Return every record exactly as written.

» **RAW RECORDS**:
----

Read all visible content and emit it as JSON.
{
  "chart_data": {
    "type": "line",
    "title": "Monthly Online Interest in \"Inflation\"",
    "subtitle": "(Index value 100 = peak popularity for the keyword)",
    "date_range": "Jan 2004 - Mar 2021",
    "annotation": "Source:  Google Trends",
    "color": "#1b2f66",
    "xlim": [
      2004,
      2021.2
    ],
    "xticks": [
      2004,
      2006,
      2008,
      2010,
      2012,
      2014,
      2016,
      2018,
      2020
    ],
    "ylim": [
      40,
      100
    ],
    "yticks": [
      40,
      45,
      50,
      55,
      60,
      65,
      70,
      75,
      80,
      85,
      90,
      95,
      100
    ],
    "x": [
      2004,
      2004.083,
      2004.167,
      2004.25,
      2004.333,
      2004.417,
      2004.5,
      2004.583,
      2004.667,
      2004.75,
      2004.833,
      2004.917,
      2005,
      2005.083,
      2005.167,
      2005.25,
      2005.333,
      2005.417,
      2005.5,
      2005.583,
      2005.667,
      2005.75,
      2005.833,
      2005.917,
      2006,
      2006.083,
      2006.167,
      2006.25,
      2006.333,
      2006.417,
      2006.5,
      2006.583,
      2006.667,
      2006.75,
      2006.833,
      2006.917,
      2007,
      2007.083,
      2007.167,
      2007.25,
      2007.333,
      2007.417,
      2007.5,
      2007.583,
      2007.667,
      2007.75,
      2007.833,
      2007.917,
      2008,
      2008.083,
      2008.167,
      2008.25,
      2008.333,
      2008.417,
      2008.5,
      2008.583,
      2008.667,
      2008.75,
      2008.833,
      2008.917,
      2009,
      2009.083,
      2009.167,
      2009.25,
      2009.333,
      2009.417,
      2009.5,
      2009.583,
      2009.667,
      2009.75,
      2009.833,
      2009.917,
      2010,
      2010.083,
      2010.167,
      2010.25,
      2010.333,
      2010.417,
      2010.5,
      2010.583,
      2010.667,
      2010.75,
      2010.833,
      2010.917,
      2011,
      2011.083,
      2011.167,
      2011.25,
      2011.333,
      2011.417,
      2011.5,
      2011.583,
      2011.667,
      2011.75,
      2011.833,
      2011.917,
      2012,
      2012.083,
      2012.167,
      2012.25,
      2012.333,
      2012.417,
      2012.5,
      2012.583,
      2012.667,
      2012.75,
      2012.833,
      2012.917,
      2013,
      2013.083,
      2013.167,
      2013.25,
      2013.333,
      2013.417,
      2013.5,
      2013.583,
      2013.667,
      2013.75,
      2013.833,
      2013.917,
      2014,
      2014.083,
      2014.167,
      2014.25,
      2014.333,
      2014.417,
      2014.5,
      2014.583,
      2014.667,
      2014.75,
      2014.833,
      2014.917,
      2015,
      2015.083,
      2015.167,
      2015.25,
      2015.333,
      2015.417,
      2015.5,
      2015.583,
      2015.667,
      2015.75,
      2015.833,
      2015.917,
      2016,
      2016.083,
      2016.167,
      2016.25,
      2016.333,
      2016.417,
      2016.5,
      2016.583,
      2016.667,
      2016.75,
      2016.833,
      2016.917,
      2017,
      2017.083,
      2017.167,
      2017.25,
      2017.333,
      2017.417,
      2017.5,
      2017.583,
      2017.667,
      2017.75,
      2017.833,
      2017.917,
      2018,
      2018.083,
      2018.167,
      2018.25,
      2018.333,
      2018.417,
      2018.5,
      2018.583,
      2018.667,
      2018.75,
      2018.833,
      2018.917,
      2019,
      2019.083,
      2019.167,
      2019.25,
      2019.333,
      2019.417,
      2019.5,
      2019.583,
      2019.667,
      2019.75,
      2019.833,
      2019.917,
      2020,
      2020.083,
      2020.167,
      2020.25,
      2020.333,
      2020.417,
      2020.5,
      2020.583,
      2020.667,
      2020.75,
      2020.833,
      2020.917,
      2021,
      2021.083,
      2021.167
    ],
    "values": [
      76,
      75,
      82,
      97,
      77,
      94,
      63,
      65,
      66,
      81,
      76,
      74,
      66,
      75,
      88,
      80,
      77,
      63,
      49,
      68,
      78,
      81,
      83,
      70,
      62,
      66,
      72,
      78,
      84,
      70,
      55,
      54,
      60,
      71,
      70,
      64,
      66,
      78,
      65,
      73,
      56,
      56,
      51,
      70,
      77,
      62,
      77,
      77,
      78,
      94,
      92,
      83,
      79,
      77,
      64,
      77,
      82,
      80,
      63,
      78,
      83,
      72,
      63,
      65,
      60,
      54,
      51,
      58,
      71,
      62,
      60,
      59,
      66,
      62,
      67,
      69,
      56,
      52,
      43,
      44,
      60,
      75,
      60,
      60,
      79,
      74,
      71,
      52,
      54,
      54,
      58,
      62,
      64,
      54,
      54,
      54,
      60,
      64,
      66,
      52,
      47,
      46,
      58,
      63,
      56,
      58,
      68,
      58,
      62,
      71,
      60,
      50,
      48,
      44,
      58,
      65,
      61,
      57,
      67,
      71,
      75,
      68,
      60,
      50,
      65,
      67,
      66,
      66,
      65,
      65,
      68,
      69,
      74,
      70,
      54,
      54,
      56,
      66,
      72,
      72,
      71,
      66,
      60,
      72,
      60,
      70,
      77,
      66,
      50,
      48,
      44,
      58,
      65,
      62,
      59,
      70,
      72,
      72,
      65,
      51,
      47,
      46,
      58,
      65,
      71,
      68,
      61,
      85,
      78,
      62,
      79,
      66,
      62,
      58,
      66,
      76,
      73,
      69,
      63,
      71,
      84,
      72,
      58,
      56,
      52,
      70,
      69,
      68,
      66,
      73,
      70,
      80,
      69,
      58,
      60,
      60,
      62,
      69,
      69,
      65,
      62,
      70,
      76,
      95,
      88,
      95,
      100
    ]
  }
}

----

» **OUTPUT BELOW**:
Read all visible content and emit it as JSON.
{
  "chart_data": {
    "type": "line",
    "title": "Monthly Online Interest in \"Inflation\"",
    "subtitle": "(Index value 100 = peak popularity for the keyword)",
    "date_range": "Jan 2004 - Mar 2021",
    "annotation": "Source:  Google Trends",
    "color": "#1b2f66",
    "xlim": [
      2004,
      2021.2
    ],
    "xticks": [
      2004,
      2006,
      2008,
      2010,
      2012,
      2014,
      2016,
      2018,
      2020
    ],
    "ylim": [
      40,
      100
    ],
    "yticks": [
      40,
      45,
      50,
      55,
      60,
      65,
      70,
      75,
      80,
      85,
      90,
      95,
      100
    ],
    "x": [
      2004,
      2004.083,
      2004.167,
      2004.25,
      2004.333,
      2004.417,
      2004.5,
      2004.583,
      2004.667,
      2004.75,
      2004.833,
      2004.917,
      2005,
      2005.083,
      2005.167,
      2005.25,
      2005.333,
      2005.417,
      2005.5,
      2005.583,
      2005.667,
      2005.75,
      2005.833,
      2005.917,
      2006,
      2006.083,
      2006.167,
      2006.25,
      2006.333,
      2006.417,
      2006.5,
      2006.583,
      2006.667,
      2006.75,
      2006.833,
      2006.917,
      2007,
      2007.083,
      2007.167,
      2007.25,
      2007.333,
      2007.417,
      2007.5,
      2007.583,
      2007.667,
      2007.75,
      2007.833,
      2007.917,
      2008,
      2008.083,
      2008.167,
      2008.25,
      2008.333,
      2008.417,
      2008.5,
      2008.583,
      2008.667,
      2008.75,
      2008.833,
      2008.917,
      2009,
      2009.083,
      2009.167,
      2009.25,
      2009.333,
      2009.417,
      2009.5,
      2009.583,
      2009.667,
      2009.75,
      2009.833,
      2009.917,
      2010,
      2010.083,
      2010.167,
      2010.25,
      2010.333,
      2010.417,
      2010.5,
      2010.583,
      2010.667,
      2010.75,
      2010.833,
      2010.917,
      2011,
      2011.083,
      2011.167,
      2011.25,
      2011.333,
      2011.417,
      2011.5,
      2011.583,
      2011.667,
      2011.75,
      2011.833,
      2011.917,
      2012,
      2012.083,
      2012.167,
      2012.25,
      2012.333,
      2012.417,
      2012.5,
      2012.583,
      2012.667,
      2012.75,
      2012.833,
      2012.917,
      2013,
      2013.083,
      2013.167,
      2013.25,
      2013.333,
      2013.417,
      2013.5,
      2013.583,
      2013.667,
      2013.75,
      2013.833,
      2013.917,
      2014,
      2014.083,
      2014.167,
      2014.25,
      2014.333,
      2014.417,
      2014.5,
      2014.583,
      2014.667,
      2014.75,
      2014.833,
      2014.917,
      2015,
      2015.083,
      2015.167,
      2015.25,
      2015.333,
      2015.417,
      2015.5,
      2015.583,
      2015.667,
      2015.75,
      2015.833,
      2015.917,
      2016,
      2016.083,
      2016.167,
      2016.25,
      2016.333,
      2016.417,
      2016.5,
      2016.583,
      2016.667,
      2016.75,
      2016.833,
      2016.917,
      2017,
      2017.083,
      2017.167,
      2017.25,
      2017.333,
      2017.417,
      2017.5,
      2017.583,
      2017.667,
      2017.75,
      2017.833,
      2017.917,
      2018,
      2018.083,
      2018.167,
      2018.25,
      2018.333,
      2018.417,
      2018.5,
      2018.583,
      2018.667,
      2018.75,
      2018.833,
      2018.917,
      2019,
      2019.083,
      2019.167,
      2019.25,
      2019.333,
      2019.417,
      2019.5,
      2019.583,
      2019.667,
      2019.75,
      2019.833,
      2019.917,
      2020,
      2020.083,
      2020.167,
      2020.25,
      2020.333,
      2020.417,
      2020.5,
      2020.583,
      2020.667,
      2020.75,
      2020.833,
      2020.917,
      2021,
      2021.083,
      2021.167
    ],
    "values": [
      76,
      75,
      82,
      97,
      77,
      94,
      63,
      65,
      66,
      81,
      76,
      74,
      66,
      75,
      88,
      80,
      77,
      63,
      49,
      68,
      78,
      81,
      83,
      70,
      62,
      66,
      72,
      78,
      84,
      70,
      55,
      54,
      60,
      71,
      70,
      64,
      66,
      78,
      65,
      73,
      56,
      56,
      51,
      70,
      77,
      62,
      77,
      77,
      78,
      94,
      92,
      83,
      79,
      77,
      64,
      77,
      82,
      80,
      63,
      78,
      83,
      72,
      63,
      65,
      60,
      54,
      51,
      58,
      71,
      62,
      60,
      59,
      66,
      62,
      67,
      69,
      56,
      52,
      43,
      44,
      60,
      75,
      60,
      60,
      79,
      74,
      71,
      52,
      54,
      54,
      58,
      62,
      64,
      54,
      54,
      54,
      60,
      64,
      66,
      52,
      47,
      46,
      58,
      63,
      56,
      58,
      68,
      58,
      62,
      71,
      60,
      50,
      48,
      44,
      58,
      65,
      61,
      57,
      67,
      71,
      75,
      68,
      60,
      50,
      65,
      67,
      66,
      66,
      65,
      65,
      68,
      69,
      74,
      70,
      54,
      54,
      56,
      66,
      72,
      72,
      71,
      66,
      60,
      72,
      60,
      70,
      77,
      66,
      50,
      48,
      44,
      58,
      65,
      62,
      59,
      70,
      72,
      72,
      65,
      51,
      47,
      46,
      58,
      65,
      71,
      68,
      61,
      85,
      78,
      62,
      79,
      66,
      62,
      58,
      66,
      76,
      73,
      69,
      63,
      71,
      84,
      72,
      58,
      56,
      52,
      70,
      69,
      68,
      66,
      73,
      70,
      80,
      69,
      58,
      60,
      60,
      62,
      69,
      69,
      65,
      62,
      70,
      76,
      95,
      88,
      95,
      100
    ]
  }
}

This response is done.